**Request:** In your copy, leave out the pictures; write out all the data exactly.

**Rows:**
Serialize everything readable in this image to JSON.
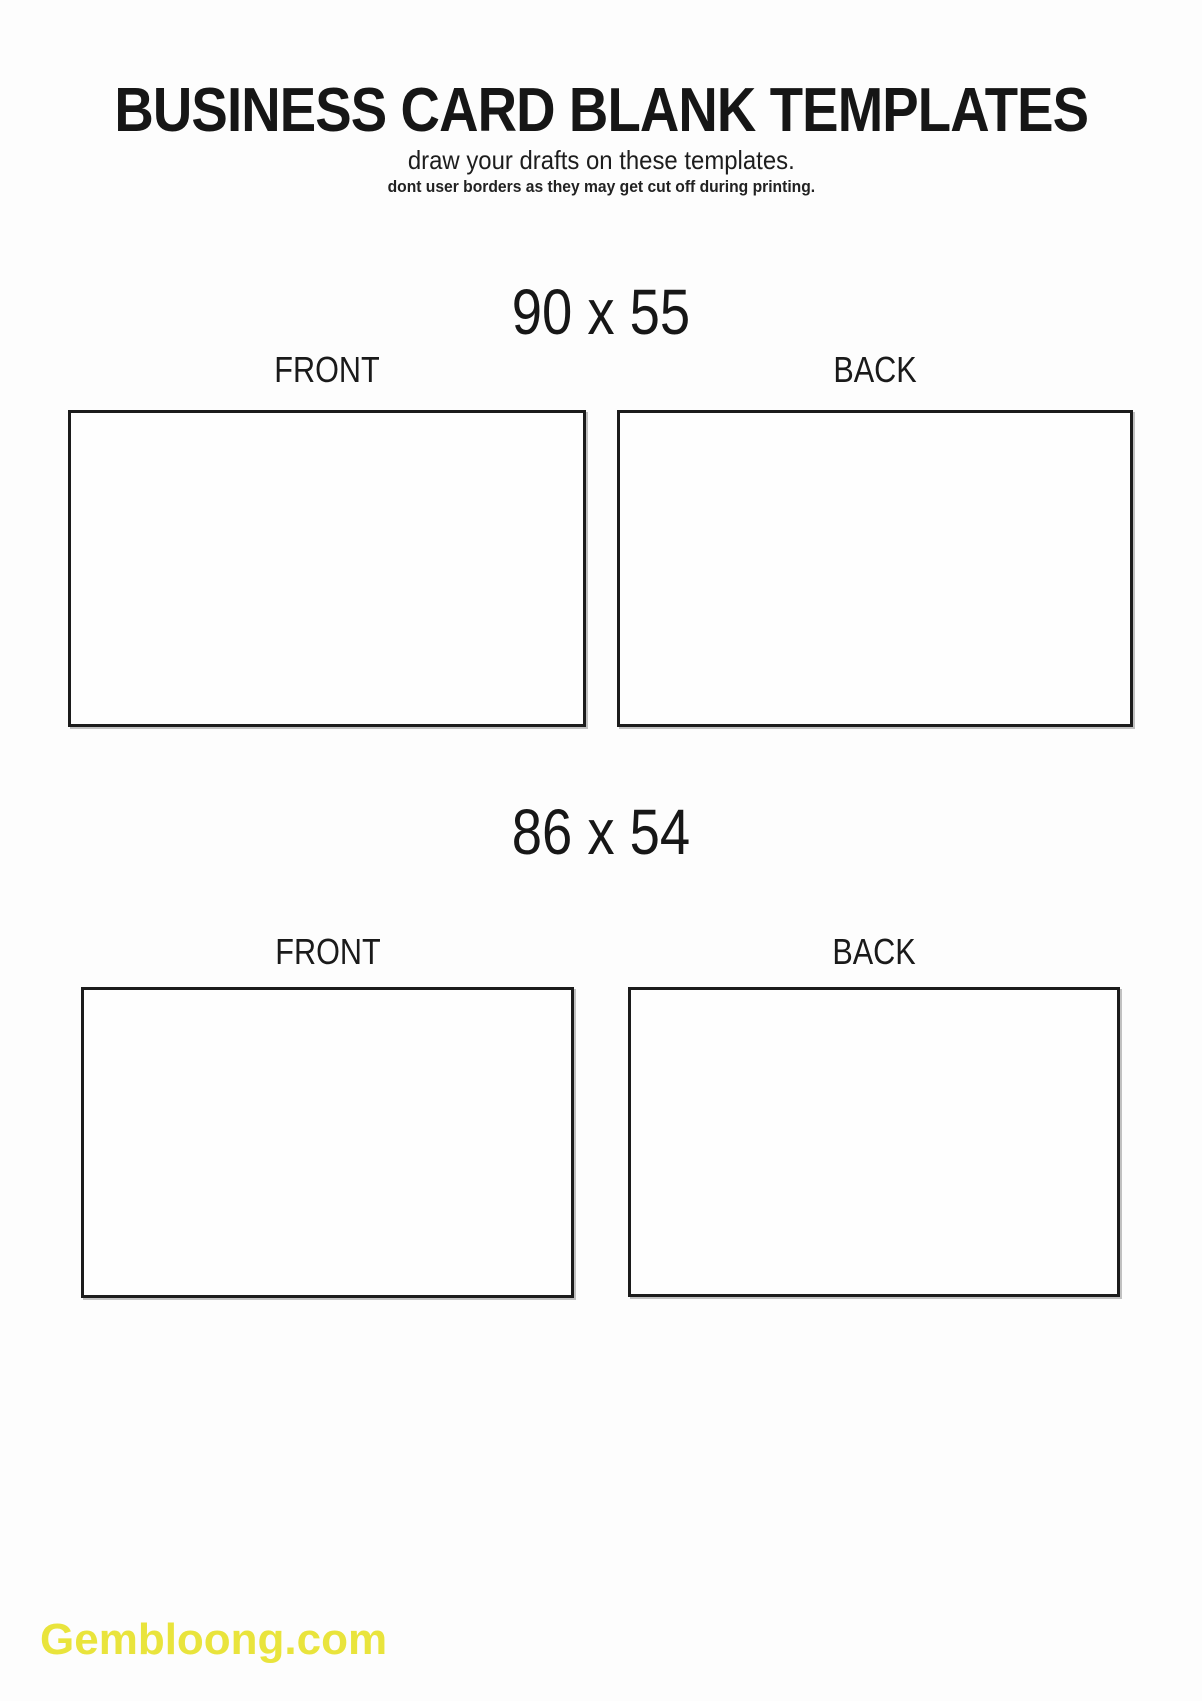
{
  "page": {
    "title": "BUSINESS CARD BLANK TEMPLATES",
    "subtitle": "draw your drafts on these templates.",
    "note": "dont user borders as they may get cut off during printing.",
    "watermark": "Gembloong.com",
    "watermark_color": "#e9e43c",
    "text_color": "#1b1b1b",
    "card_border_color": "#1c1c1c",
    "background_color": "#fdfdfd"
  },
  "sections": [
    {
      "size_label": "90 x 55",
      "front_label": "FRONT",
      "back_label": "BACK"
    },
    {
      "size_label": "86 x 54",
      "front_label": "FRONT",
      "back_label": "BACK"
    }
  ]
}
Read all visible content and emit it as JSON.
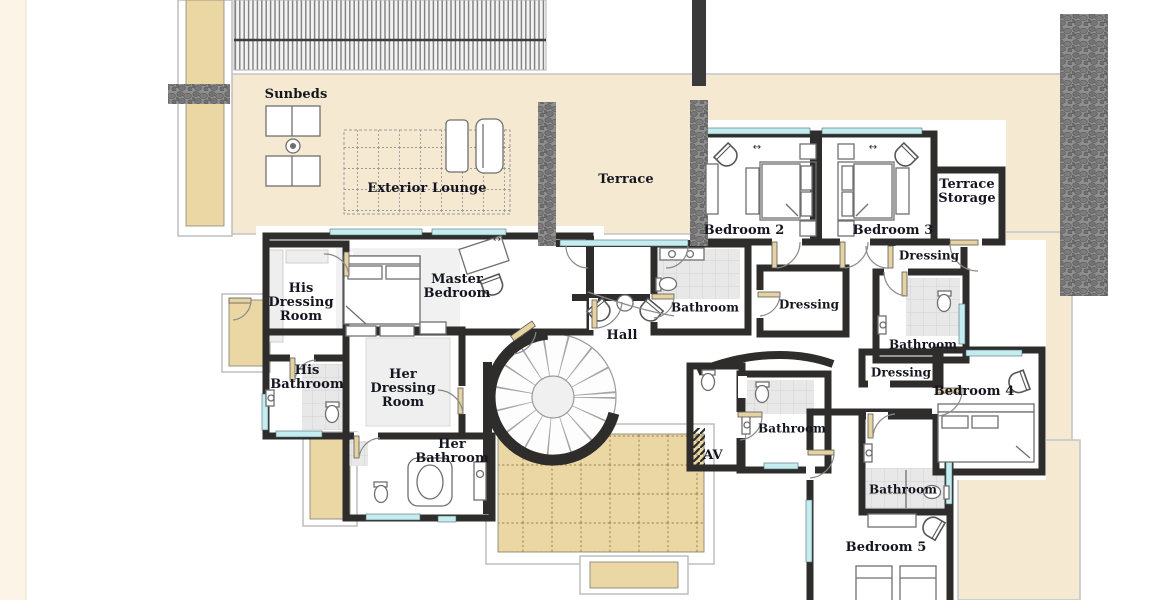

**Task solution:**
Serialize everything readable in this image to JSON.
{
  "page": {
    "title": "BUSINESS CARD BLANK TEMPLATES",
    "subtitle": "draw your drafts on these templates.",
    "note": "dont user borders as they may get cut off during printing.",
    "watermark": "Gembloong.com",
    "watermark_color": "#e9e43c",
    "text_color": "#1b1b1b",
    "card_border_color": "#1c1c1c",
    "background_color": "#fdfdfd"
  },
  "sections": [
    {
      "size_label": "90 x 55",
      "front_label": "FRONT",
      "back_label": "BACK"
    },
    {
      "size_label": "86 x 54",
      "front_label": "FRONT",
      "back_label": "BACK"
    }
  ]
}
Read all visible content and emit it as JSON.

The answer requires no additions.